- What is expected: Find the lines below that contain the word "JSON" and count them. Only the number should be given.

- Input rows:
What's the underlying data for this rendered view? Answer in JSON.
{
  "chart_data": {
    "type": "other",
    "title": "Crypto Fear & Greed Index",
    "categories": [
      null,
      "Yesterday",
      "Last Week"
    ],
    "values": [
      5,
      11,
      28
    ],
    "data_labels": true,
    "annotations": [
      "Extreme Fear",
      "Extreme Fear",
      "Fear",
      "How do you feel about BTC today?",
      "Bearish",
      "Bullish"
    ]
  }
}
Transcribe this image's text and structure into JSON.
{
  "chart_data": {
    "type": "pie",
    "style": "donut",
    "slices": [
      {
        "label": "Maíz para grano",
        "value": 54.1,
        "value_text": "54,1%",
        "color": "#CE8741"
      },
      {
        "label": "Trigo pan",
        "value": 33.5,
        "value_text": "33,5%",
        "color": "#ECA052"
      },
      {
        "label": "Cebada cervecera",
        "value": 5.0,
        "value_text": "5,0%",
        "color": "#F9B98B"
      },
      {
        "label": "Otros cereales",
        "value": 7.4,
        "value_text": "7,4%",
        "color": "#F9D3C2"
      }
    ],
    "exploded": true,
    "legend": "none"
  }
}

- The reply: 2